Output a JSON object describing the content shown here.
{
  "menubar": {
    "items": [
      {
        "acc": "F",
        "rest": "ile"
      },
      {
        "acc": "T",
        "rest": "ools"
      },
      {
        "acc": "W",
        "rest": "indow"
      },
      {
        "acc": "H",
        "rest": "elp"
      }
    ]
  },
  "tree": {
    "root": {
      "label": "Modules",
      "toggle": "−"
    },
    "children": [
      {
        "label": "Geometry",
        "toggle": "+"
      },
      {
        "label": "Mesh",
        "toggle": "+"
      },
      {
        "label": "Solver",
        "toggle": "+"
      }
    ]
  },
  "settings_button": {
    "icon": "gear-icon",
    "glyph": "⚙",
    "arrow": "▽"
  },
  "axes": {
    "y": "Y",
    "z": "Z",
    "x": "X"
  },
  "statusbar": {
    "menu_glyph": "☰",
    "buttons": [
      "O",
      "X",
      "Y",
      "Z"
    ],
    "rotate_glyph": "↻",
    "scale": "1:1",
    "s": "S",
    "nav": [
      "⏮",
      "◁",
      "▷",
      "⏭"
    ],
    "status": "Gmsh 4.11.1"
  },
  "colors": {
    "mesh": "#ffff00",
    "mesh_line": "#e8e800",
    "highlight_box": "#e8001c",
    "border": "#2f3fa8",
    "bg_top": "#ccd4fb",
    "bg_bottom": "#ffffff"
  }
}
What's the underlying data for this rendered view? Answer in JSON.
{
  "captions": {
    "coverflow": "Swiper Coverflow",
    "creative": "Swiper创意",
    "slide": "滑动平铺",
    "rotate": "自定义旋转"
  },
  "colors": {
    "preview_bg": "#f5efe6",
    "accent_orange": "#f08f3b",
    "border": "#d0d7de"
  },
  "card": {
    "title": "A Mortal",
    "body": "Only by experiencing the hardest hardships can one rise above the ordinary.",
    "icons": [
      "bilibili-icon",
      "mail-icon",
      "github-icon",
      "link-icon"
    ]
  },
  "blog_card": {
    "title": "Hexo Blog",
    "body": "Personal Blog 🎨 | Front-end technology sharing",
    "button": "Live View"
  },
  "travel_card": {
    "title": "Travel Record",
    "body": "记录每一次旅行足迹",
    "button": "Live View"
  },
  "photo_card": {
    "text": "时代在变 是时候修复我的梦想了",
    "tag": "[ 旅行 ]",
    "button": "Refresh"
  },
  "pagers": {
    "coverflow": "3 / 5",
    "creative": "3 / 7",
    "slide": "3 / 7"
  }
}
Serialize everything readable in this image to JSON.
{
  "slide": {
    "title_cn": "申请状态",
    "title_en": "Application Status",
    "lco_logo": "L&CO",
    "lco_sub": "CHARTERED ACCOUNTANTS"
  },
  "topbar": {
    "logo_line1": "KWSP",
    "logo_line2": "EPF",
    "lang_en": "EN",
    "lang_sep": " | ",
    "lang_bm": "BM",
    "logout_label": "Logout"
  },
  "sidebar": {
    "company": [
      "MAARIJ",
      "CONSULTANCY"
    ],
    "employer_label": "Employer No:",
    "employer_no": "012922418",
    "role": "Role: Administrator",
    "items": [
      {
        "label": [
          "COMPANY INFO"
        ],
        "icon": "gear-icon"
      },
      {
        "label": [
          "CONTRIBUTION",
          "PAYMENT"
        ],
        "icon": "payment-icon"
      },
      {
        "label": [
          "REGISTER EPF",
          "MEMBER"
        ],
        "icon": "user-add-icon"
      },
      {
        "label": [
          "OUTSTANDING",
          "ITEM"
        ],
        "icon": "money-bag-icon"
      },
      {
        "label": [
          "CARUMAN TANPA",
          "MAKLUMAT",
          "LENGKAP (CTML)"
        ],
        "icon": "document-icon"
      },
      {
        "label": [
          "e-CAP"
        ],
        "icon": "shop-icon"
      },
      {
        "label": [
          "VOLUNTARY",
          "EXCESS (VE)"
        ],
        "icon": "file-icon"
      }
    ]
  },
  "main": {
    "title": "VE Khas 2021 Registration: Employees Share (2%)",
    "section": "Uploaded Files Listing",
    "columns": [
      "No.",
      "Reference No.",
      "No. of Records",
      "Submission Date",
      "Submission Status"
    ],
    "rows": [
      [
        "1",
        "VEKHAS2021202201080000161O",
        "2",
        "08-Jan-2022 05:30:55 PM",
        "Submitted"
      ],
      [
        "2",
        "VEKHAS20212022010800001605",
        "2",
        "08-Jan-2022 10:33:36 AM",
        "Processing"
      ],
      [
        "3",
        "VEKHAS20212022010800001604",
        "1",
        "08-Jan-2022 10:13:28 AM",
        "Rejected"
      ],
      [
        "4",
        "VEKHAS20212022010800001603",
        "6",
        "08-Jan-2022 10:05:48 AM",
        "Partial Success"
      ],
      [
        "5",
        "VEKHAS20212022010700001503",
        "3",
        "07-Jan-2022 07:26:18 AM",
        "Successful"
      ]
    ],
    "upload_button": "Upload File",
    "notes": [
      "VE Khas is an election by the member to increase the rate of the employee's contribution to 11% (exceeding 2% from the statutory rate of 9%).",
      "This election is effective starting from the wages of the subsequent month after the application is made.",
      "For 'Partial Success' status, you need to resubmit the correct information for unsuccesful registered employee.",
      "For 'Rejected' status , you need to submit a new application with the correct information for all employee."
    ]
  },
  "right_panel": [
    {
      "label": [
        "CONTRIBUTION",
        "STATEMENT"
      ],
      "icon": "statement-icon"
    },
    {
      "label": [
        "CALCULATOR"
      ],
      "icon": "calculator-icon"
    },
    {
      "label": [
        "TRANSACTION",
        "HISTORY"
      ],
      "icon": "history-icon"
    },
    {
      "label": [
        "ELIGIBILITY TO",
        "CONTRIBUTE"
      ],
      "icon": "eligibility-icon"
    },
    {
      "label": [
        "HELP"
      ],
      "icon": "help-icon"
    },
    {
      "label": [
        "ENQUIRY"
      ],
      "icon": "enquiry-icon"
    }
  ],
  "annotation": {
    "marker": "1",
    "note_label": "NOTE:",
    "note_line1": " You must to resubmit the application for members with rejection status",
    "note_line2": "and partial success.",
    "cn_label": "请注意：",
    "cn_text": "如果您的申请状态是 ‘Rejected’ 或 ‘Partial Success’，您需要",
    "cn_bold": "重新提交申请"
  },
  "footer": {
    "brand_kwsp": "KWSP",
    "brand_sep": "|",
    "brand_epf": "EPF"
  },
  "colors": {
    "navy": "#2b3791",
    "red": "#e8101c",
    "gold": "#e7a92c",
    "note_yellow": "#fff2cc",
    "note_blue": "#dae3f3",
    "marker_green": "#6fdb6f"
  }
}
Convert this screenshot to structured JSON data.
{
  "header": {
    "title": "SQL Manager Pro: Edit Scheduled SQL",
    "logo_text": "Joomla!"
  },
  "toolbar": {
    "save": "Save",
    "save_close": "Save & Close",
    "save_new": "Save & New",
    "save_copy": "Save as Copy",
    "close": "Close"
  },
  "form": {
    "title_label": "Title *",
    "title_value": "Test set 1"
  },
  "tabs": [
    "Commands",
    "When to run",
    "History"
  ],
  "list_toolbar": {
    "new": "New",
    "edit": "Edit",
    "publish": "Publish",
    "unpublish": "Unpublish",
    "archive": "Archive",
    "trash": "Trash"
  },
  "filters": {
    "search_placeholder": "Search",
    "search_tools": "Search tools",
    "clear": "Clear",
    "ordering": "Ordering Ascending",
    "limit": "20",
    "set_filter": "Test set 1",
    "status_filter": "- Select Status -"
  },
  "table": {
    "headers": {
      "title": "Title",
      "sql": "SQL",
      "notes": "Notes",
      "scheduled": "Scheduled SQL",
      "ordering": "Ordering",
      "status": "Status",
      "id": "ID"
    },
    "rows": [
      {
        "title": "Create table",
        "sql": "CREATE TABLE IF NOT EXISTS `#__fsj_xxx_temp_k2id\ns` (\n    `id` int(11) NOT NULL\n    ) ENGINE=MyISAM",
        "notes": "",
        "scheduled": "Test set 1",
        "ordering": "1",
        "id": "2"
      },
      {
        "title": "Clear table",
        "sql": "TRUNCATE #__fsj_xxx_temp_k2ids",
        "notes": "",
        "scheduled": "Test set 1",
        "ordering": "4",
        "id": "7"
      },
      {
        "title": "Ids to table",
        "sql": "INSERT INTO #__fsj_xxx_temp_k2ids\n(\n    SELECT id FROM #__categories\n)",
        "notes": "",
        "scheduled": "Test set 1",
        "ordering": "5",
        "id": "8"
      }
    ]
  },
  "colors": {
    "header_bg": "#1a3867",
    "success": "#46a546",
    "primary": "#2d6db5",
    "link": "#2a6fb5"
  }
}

▶ _REQUEST_: Figure out how many lines of the data above include "Edit", then give the number and nothing more.

▶ _RESPONSE_: 2